## Problem requirements
You are to retype all of the data exactly as it appears.

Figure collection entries
========================================================================

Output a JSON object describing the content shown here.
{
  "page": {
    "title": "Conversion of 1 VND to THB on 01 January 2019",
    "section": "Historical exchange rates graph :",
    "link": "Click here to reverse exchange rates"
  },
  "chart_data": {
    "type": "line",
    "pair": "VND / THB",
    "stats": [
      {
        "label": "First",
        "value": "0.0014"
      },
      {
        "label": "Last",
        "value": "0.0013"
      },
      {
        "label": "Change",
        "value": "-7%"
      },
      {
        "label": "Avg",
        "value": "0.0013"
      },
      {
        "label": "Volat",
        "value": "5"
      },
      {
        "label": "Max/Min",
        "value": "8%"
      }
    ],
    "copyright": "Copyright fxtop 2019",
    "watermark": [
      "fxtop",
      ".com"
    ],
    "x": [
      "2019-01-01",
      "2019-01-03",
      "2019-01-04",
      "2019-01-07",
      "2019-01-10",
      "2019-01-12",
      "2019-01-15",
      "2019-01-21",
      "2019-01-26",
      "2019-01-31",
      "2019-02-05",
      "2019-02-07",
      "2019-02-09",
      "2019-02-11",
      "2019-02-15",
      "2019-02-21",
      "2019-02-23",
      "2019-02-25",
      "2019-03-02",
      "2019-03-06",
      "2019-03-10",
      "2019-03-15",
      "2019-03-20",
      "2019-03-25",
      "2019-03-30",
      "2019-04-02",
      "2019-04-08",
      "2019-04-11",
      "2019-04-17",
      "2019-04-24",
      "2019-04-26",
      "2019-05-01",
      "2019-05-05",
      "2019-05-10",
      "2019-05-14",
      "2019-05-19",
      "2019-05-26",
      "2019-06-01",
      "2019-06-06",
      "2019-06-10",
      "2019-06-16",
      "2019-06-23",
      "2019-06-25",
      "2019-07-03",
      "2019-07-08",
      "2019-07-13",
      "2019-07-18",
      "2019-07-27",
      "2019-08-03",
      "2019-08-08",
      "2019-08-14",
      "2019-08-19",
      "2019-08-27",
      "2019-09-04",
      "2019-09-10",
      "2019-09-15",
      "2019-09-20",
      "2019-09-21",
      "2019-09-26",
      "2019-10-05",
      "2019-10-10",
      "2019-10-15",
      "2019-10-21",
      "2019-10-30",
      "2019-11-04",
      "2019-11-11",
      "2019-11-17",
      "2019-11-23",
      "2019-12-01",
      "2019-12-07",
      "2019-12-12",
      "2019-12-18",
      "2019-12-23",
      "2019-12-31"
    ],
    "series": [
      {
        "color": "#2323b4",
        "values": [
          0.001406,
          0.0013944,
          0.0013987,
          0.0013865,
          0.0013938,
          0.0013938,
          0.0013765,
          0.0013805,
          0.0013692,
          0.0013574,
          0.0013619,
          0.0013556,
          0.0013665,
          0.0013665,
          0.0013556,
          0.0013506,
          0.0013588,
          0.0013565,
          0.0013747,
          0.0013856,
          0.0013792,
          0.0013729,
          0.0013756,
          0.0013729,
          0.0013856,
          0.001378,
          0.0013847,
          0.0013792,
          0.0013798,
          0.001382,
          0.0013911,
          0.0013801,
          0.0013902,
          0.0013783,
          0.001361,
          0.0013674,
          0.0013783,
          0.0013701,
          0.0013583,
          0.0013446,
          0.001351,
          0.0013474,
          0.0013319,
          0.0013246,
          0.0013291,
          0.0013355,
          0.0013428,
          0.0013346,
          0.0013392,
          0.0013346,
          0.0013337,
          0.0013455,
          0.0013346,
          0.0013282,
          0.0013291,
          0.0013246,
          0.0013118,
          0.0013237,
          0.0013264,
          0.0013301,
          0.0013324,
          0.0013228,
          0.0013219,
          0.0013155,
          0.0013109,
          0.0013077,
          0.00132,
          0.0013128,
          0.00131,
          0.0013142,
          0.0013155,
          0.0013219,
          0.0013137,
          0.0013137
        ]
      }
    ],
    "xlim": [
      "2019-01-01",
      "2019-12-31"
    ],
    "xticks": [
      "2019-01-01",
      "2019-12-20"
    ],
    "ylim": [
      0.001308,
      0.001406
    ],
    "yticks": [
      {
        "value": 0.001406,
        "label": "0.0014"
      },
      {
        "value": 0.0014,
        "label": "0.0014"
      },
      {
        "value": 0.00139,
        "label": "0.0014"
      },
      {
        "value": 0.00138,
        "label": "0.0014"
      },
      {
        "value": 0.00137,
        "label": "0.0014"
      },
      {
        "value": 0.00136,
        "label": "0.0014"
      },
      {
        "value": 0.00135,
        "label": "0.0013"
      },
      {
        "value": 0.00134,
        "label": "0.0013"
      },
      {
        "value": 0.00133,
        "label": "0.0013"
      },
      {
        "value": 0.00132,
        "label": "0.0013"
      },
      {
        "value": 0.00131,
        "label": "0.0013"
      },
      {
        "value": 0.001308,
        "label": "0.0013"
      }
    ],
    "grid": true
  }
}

========================================================================

## The result
Output a JSON object describing the content shown here.
{
  "page": {
    "title": "Conversion of 1 VND to THB on 01 January 2019",
    "section": "Historical exchange rates graph :",
    "link": "Click here to reverse exchange rates"
  },
  "chart_data": {
    "type": "line",
    "pair": "VND / THB",
    "stats": [
      {
        "label": "First",
        "value": "0.0014"
      },
      {
        "label": "Last",
        "value": "0.0013"
      },
      {
        "label": "Change",
        "value": "-7%"
      },
      {
        "label": "Avg",
        "value": "0.0013"
      },
      {
        "label": "Volat",
        "value": "5"
      },
      {
        "label": "Max/Min",
        "value": "8%"
      }
    ],
    "copyright": "Copyright fxtop 2019",
    "watermark": [
      "fxtop",
      ".com"
    ],
    "x": [
      "2019-01-01",
      "2019-01-03",
      "2019-01-04",
      "2019-01-07",
      "2019-01-10",
      "2019-01-12",
      "2019-01-15",
      "2019-01-21",
      "2019-01-26",
      "2019-01-31",
      "2019-02-05",
      "2019-02-07",
      "2019-02-09",
      "2019-02-11",
      "2019-02-15",
      "2019-02-21",
      "2019-02-23",
      "2019-02-25",
      "2019-03-02",
      "2019-03-06",
      "2019-03-10",
      "2019-03-15",
      "2019-03-20",
      "2019-03-25",
      "2019-03-30",
      "2019-04-02",
      "2019-04-08",
      "2019-04-11",
      "2019-04-17",
      "2019-04-24",
      "2019-04-26",
      "2019-05-01",
      "2019-05-05",
      "2019-05-10",
      "2019-05-14",
      "2019-05-19",
      "2019-05-26",
      "2019-06-01",
      "2019-06-06",
      "2019-06-10",
      "2019-06-16",
      "2019-06-23",
      "2019-06-25",
      "2019-07-03",
      "2019-07-08",
      "2019-07-13",
      "2019-07-18",
      "2019-07-27",
      "2019-08-03",
      "2019-08-08",
      "2019-08-14",
      "2019-08-19",
      "2019-08-27",
      "2019-09-04",
      "2019-09-10",
      "2019-09-15",
      "2019-09-20",
      "2019-09-21",
      "2019-09-26",
      "2019-10-05",
      "2019-10-10",
      "2019-10-15",
      "2019-10-21",
      "2019-10-30",
      "2019-11-04",
      "2019-11-11",
      "2019-11-17",
      "2019-11-23",
      "2019-12-01",
      "2019-12-07",
      "2019-12-12",
      "2019-12-18",
      "2019-12-23",
      "2019-12-31"
    ],
    "series": [
      {
        "color": "#2323b4",
        "values": [
          0.001406,
          0.0013944,
          0.0013987,
          0.0013865,
          0.0013938,
          0.0013938,
          0.0013765,
          0.0013805,
          0.0013692,
          0.0013574,
          0.0013619,
          0.0013556,
          0.0013665,
          0.0013665,
          0.0013556,
          0.0013506,
          0.0013588,
          0.0013565,
          0.0013747,
          0.0013856,
          0.0013792,
          0.0013729,
          0.0013756,
          0.0013729,
          0.0013856,
          0.001378,
          0.0013847,
          0.0013792,
          0.0013798,
          0.001382,
          0.0013911,
          0.0013801,
          0.0013902,
          0.0013783,
          0.001361,
          0.0013674,
          0.0013783,
          0.0013701,
          0.0013583,
          0.0013446,
          0.001351,
          0.0013474,
          0.0013319,
          0.0013246,
          0.0013291,
          0.0013355,
          0.0013428,
          0.0013346,
          0.0013392,
          0.0013346,
          0.0013337,
          0.0013455,
          0.0013346,
          0.0013282,
          0.0013291,
          0.0013246,
          0.0013118,
          0.0013237,
          0.0013264,
          0.0013301,
          0.0013324,
          0.0013228,
          0.0013219,
          0.0013155,
          0.0013109,
          0.0013077,
          0.00132,
          0.0013128,
          0.00131,
          0.0013142,
          0.0013155,
          0.0013219,
          0.0013137,
          0.0013137
        ]
      }
    ],
    "xlim": [
      "2019-01-01",
      "2019-12-31"
    ],
    "xticks": [
      "2019-01-01",
      "2019-12-20"
    ],
    "ylim": [
      0.001308,
      0.001406
    ],
    "yticks": [
      {
        "value": 0.001406,
        "label": "0.0014"
      },
      {
        "value": 0.0014,
        "label": "0.0014"
      },
      {
        "value": 0.00139,
        "label": "0.0014"
      },
      {
        "value": 0.00138,
        "label": "0.0014"
      },
      {
        "value": 0.00137,
        "label": "0.0014"
      },
      {
        "value": 0.00136,
        "label": "0.0014"
      },
      {
        "value": 0.00135,
        "label": "0.0013"
      },
      {
        "value": 0.00134,
        "label": "0.0013"
      },
      {
        "value": 0.00133,
        "label": "0.0013"
      },
      {
        "value": 0.00132,
        "label": "0.0013"
      },
      {
        "value": 0.00131,
        "label": "0.0013"
      },
      {
        "value": 0.001308,
        "label": "0.0013"
      }
    ],
    "grid": true
  }
}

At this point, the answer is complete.